**DATA**:
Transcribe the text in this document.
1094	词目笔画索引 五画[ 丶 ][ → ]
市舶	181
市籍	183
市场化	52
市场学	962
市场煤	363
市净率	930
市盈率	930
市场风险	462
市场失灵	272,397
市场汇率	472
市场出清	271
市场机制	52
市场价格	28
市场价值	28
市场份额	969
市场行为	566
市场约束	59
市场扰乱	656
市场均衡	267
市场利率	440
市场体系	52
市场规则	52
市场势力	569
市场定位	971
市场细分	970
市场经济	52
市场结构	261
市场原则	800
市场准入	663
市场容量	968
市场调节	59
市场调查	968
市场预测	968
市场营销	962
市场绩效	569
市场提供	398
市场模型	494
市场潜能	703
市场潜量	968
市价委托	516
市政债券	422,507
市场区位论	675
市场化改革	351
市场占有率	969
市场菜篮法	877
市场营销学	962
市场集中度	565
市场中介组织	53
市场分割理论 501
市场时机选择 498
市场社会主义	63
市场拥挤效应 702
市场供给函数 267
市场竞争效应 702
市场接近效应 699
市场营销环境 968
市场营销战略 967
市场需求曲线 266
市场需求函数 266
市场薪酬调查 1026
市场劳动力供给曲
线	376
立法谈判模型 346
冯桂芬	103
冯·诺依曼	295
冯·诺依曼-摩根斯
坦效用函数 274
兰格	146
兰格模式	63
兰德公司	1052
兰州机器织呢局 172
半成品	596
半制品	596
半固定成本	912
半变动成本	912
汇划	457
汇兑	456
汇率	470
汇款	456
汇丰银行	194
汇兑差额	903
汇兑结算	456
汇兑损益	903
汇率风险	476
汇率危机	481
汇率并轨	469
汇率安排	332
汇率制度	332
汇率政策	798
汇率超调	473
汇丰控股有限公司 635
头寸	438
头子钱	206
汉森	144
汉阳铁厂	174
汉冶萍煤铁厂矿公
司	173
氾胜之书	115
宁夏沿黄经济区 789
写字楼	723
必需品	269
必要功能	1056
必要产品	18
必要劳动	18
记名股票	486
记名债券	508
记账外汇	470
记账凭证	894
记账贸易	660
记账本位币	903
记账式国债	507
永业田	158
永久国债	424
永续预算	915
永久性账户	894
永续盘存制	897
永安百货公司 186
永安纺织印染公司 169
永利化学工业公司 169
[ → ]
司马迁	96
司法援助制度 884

**TASK TO COMPLETE**: Your task is to repeat every line exactly.

**THE RESPONSE**:
Transcribe the text in this document.
1094	词目笔画索引 五画[ 丶 ][ → ]
市舶	181
市籍	183
市场化	52
市场学	962
市场煤	363
市净率	930
市盈率	930
市场风险	462
市场失灵	272,397
市场汇率	472
市场出清	271
市场机制	52
市场价格	28
市场价值	28
市场份额	969
市场行为	566
市场约束	59
市场扰乱	656
市场均衡	267
市场利率	440
市场体系	52
市场规则	52
市场势力	569
市场定位	971
市场细分	970
市场经济	52
市场结构	261
市场原则	800
市场准入	663
市场容量	968
市场调节	59
市场调查	968
市场预测	968
市场营销	962
市场绩效	569
市场提供	398
市场模型	494
市场潜能	703
市场潜量	968
市价委托	516
市政债券	422,507
市场区位论	675
市场化改革	351
市场占有率	969
市场菜篮法	877
市场营销学	962
市场集中度	565
市场中介组织	53
市场分割理论 501
市场时机选择 498
市场社会主义	63
市场拥挤效应 702
市场供给函数 267
市场竞争效应 702
市场接近效应 699
市场营销环境 968
市场营销战略 967
市场需求曲线 266
市场需求函数 266
市场薪酬调查 1026
市场劳动力供给曲
线	376
立法谈判模型 346
冯桂芬	103
冯·诺依曼	295
冯·诺依曼-摩根斯
坦效用函数 274
兰格	146
兰格模式	63
兰德公司	1052
兰州机器织呢局 172
半成品	596
半制品	596
半固定成本	912
半变动成本	912
汇划	457
汇兑	456
汇率	470
汇款	456
汇丰银行	194
汇兑差额	903
汇兑结算	456
汇兑损益	903
汇率风险	476
汇率危机	481
汇率并轨	469
汇率安排	332
汇率制度	332
汇率政策	798
汇率超调	473
汇丰控股有限公司 635
头寸	438
头子钱	206
汉森	144
汉阳铁厂	174
汉冶萍煤铁厂矿公
司	173
氾胜之书	115
宁夏沿黄经济区 789
写字楼	723
必需品	269
必要功能	1056
必要产品	18
必要劳动	18
记名股票	486
记名债券	508
记账外汇	470
记账凭证	894
记账贸易	660
记账本位币	903
记账式国债	507
永业田	158
永久国债	424
永续预算	915
永久性账户	894
永续盘存制	897
永安百货公司 186
永安纺织印染公司 169
永利化学工业公司 169
[ → ]
司马迁	96
司法援助制度 884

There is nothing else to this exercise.